Summarize the text on the Cassini mission below in two sentences.

:: Selected excerpt ::
================================

The planet Saturn, its famous icy rings, and its enigmatic moon, Titan, are the prime scientific targets of the international Cassini mission, the most ambitious and far-reaching planetary exploration ever mounted. Final preparation of Cassini is now underway for a launch from Cape Canaveral, FL, in October 1997.
The mission marks the first time a space probe has attempted to land on the moon of another planet, providing the first direct sampling of the Earth-like atmosphere of Titan and the first detailed pictures of its previously hidden surface. Titan is Saturn's largest moon, nearly the size of Mars and bigger than either Mercury or Pluto.
Cassini, in development since October 1989, is a cooperative endeavor of NASA, the European Space Agency (ESA) and the Italian Space Agency, or Agenzia Spaziale Italiana. The mission will send a sophisticated robotic spacecraft equipped with 12 scientific experiments to orbit Saturn for a four-year period and study the Saturnian system in detail. The ESA-built Huygens probe that will parachute into Titan's thick atmosphere carries another six scientific instrument packages.
"With its bright, complex rings, 18 known moons and magnetic environment, Saturn is a lot like a solar system in miniature form," said Dr. Wesley T. Huntress, NASA's associate administrator for space science. "Saturn's family of rings and moons is a one- stop treasure trove, offering countless clues to the history of planetary and solar system evolution. Cassini and the Huygens probe represent our best efforts yet in our ongoing exploration of the solar system."
The launch period for Cassini's nearly seven-year journey to Saturn opens on Oct. 6 at 5:39 a.m. EDT and closes Nov. 15, 1997. A U.S. Air Force Titan IVB/Centaur launch system, the most powerful launch vehicle in the U.S. fleet, will loft Cassini onto the interplanetary trajectory that will deliver the spacecraft to Saturn almost seven years later on July 1, 2004. Cassini's primary mission concludes in July 2008.
Saturn is the second-largest planet in the solar system and is made up mostly of hydrogen and helium. Its placid-looking, butterscotch-colored face masks a windswept atmosphere where jet streams blow at 1,100 miles per hour and swirling storms roil just beneath the cloud tops. Spacecraft passing by Saturn found a huge and complex magnetic environment, called a magnetosphere, where trapped protons and electrons interact with each other, the planet, rings, and surfaces of many of the moons.

================================

:: Entries provided ::
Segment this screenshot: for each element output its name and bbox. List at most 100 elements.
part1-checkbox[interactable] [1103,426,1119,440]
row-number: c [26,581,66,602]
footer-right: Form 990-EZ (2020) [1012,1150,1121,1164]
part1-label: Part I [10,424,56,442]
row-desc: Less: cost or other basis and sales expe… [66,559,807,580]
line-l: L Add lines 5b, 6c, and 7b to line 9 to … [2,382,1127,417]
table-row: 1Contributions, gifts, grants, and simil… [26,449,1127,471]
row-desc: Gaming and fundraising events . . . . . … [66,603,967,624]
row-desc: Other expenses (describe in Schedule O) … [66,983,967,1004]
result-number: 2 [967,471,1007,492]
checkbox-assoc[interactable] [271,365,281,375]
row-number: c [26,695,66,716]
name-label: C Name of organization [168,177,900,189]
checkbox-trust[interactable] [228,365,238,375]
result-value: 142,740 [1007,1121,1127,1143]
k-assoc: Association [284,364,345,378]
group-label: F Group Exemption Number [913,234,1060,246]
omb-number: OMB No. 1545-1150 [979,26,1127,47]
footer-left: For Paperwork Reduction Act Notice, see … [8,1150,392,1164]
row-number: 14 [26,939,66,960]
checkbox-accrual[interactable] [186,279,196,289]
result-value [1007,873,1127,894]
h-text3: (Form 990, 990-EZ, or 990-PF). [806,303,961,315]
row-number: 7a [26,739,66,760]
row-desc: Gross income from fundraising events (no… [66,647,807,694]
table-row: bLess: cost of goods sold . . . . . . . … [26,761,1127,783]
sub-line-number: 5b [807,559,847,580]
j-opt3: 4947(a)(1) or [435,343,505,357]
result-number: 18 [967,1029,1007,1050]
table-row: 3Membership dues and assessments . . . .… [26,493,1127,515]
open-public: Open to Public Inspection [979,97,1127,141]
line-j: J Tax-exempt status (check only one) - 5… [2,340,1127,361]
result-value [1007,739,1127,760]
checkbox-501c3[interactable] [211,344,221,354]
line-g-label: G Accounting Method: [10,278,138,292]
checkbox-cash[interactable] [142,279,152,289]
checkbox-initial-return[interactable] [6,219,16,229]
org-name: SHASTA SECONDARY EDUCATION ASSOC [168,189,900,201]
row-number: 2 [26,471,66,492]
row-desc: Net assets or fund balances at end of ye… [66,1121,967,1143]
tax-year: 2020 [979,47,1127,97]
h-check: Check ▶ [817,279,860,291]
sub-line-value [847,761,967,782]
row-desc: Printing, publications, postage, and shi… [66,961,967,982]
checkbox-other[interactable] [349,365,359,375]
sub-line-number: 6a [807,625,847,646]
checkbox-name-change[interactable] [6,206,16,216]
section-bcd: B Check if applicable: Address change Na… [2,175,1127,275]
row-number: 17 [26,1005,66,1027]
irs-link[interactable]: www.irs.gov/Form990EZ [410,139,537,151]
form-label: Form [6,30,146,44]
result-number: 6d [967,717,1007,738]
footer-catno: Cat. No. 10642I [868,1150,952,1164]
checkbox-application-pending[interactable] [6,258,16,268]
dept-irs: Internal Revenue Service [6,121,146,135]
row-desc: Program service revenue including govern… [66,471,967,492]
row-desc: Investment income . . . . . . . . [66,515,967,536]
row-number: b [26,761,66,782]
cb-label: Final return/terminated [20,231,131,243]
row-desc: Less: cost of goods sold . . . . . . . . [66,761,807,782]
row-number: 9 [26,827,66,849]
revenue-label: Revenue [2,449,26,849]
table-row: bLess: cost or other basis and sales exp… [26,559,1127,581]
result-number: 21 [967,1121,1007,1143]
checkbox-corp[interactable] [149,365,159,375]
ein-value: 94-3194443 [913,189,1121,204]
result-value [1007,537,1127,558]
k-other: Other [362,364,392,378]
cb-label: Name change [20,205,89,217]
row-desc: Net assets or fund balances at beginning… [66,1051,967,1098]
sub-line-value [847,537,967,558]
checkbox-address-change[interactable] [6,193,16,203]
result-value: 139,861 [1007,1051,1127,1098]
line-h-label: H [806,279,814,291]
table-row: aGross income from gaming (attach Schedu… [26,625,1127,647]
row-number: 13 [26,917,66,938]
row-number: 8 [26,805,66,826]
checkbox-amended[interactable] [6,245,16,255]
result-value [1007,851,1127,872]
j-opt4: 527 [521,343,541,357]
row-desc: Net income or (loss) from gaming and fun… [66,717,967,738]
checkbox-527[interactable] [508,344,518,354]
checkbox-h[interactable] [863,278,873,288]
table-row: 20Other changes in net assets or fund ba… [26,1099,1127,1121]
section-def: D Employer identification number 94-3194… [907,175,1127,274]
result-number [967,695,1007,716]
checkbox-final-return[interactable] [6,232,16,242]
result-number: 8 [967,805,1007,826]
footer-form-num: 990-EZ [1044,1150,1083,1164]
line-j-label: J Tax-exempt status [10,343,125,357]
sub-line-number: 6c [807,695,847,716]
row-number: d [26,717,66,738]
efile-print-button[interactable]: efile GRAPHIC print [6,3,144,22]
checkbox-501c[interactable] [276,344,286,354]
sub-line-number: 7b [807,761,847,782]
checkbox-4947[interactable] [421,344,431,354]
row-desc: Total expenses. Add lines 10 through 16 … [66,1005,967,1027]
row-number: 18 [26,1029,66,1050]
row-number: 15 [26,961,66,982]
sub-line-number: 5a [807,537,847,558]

================================

:: Expected output ::
Cassini, a joint mission of NASA, the European Space Agency and the Italian Space Agency set to launch from Cape Canaveral in October 1997, will send a spacecraft carrying 12 experiments to orbit Saturn for four years, while its ESA-built Huygens probe parachutes into the thick atmosphere of Titan, Saturn's largest moon, in the first attempt to land on another planet's moon. After a journey of nearly seven years, the spacecraft is due at Saturn on July 1, 2004, to study a system of bright, complex rings, 18 known moons and a huge magnetosphere around a hydrogen-and-helium planet whose jet streams blow at 1,100 miles per hour.